* TASK TO CARRY OUT *
Report the number of lines in these entries that contain "icon". Write only the number.

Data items
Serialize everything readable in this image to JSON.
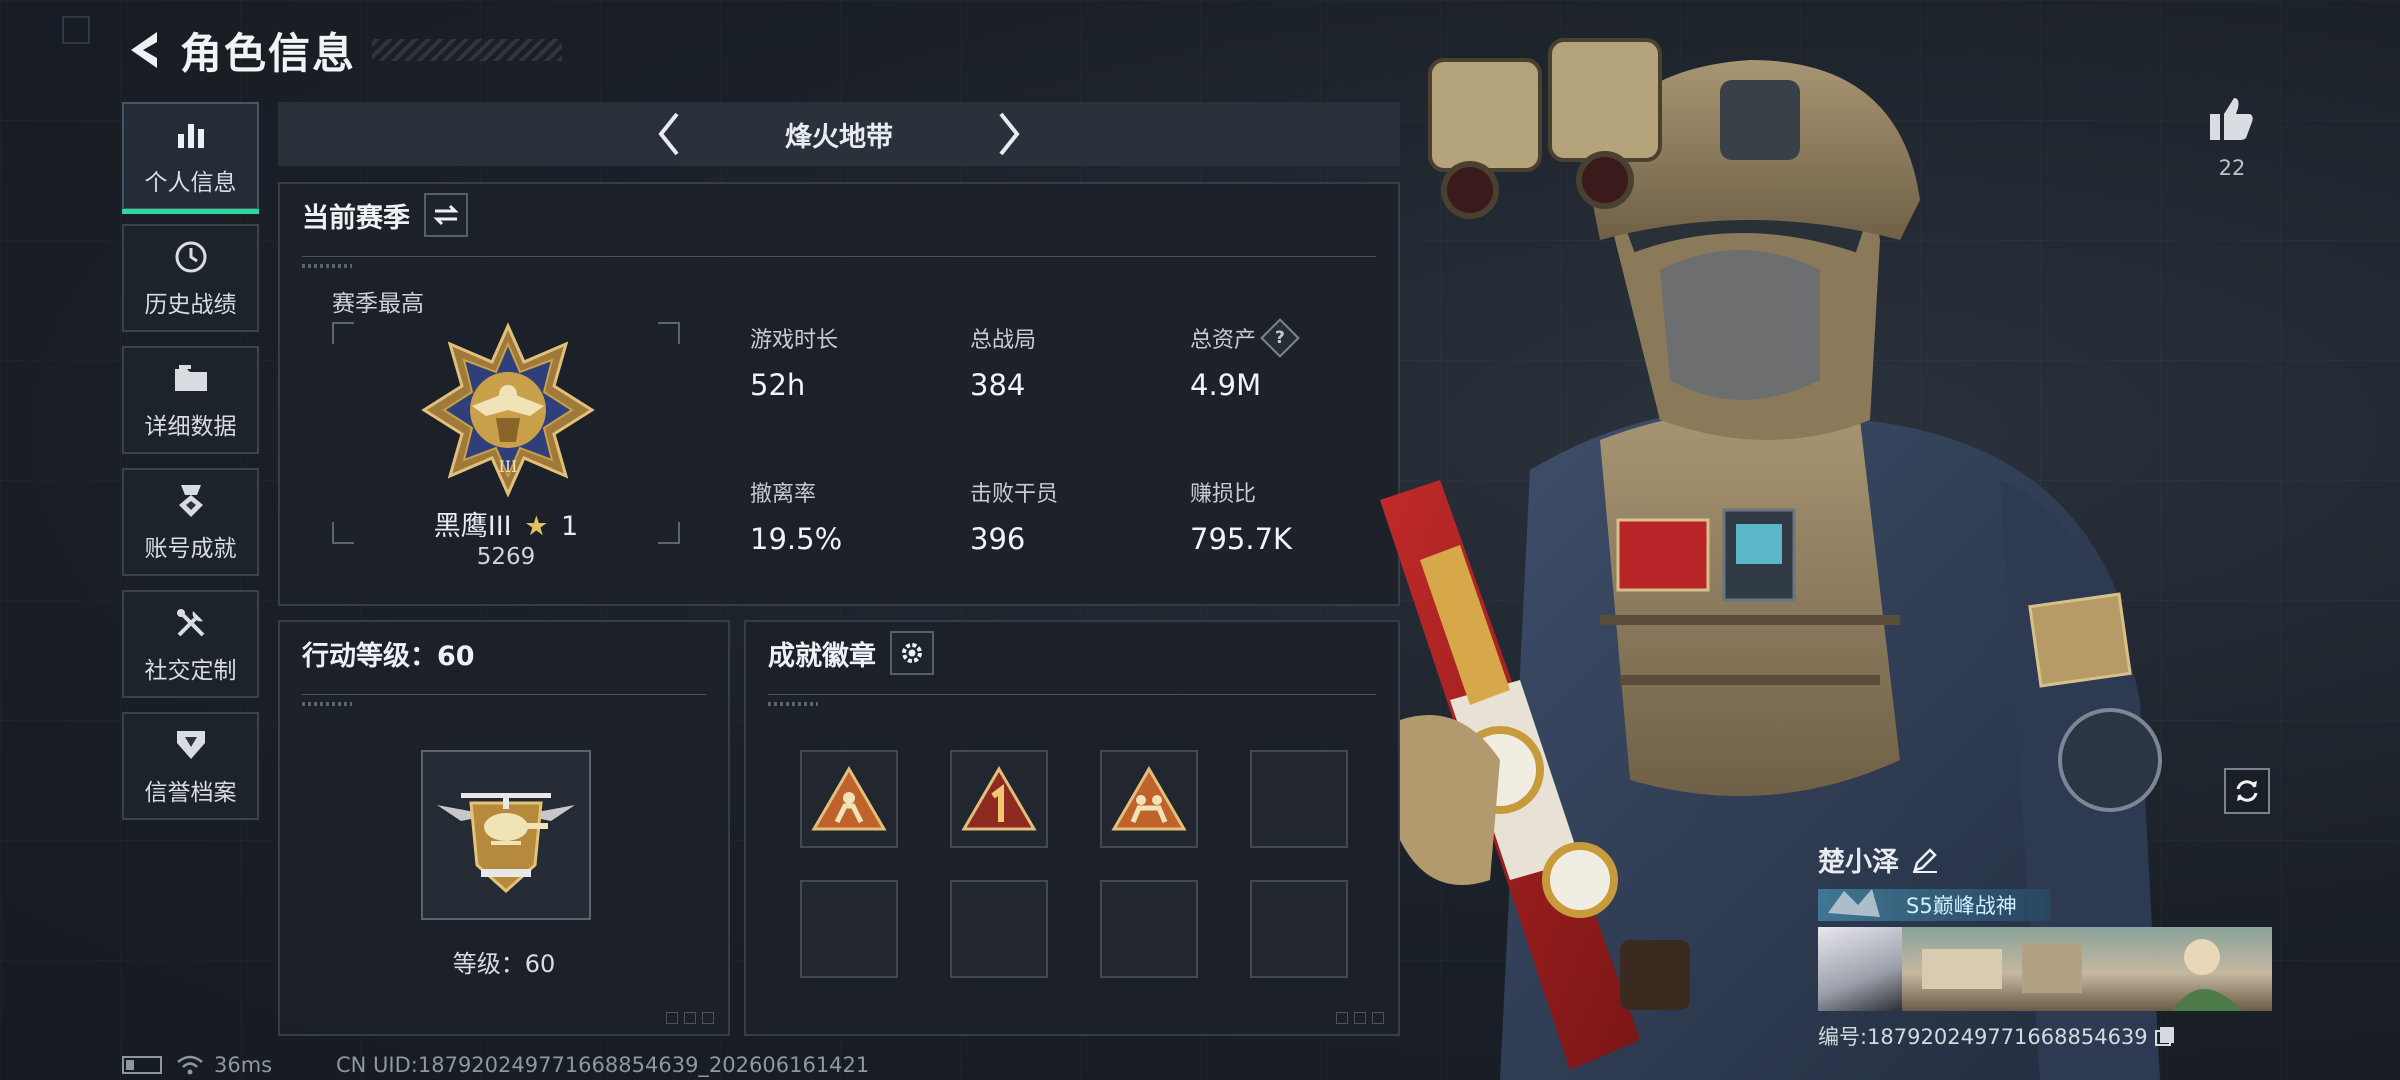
{
  "header": {
    "title": "角色信息"
  },
  "sidebar": {
    "items": [
      {
        "label": "个人信息",
        "icon": "bar-chart-icon",
        "active": true
      },
      {
        "label": "历史战绩",
        "icon": "clock-icon"
      },
      {
        "label": "详细数据",
        "icon": "folder-icon"
      },
      {
        "label": "账号成就",
        "icon": "medal-icon"
      },
      {
        "label": "社交定制",
        "icon": "tools-icon"
      },
      {
        "label": "信誉档案",
        "icon": "shield-icon"
      }
    ]
  },
  "mode": {
    "title": "烽火地带"
  },
  "season": {
    "title": "当前赛季",
    "best_label": "赛季最高",
    "rank_name": "黑鹰III",
    "rank_stars": "1",
    "rank_score": "5269",
    "stats": [
      {
        "label": "游戏时长",
        "value": "52h"
      },
      {
        "label": "总战局",
        "value": "384"
      },
      {
        "label": "总资产",
        "value": "4.9M"
      },
      {
        "label": "撤离率",
        "value": "19.5%"
      },
      {
        "label": "击败干员",
        "value": "396"
      },
      {
        "label": "赚损比",
        "value": "795.7K"
      }
    ],
    "help_glyph": "?"
  },
  "action_level": {
    "title": "行动等级：60",
    "level_text": "等级：60"
  },
  "achievements": {
    "title": "成就徽章"
  },
  "like": {
    "count": "22"
  },
  "player_card": {
    "name": "楚小泽",
    "title_badge": "S5巅峰战神",
    "id_text": "编号:18792024977166885463​9"
  },
  "status_bar": {
    "ping": "36ms",
    "uid": "CN UID:18792024977166885463​9_202606161421"
  },
  "colors": {
    "accent": "#2bd8a0",
    "gold": "#c9a14a"
  }
}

* RESULT BELOW *
6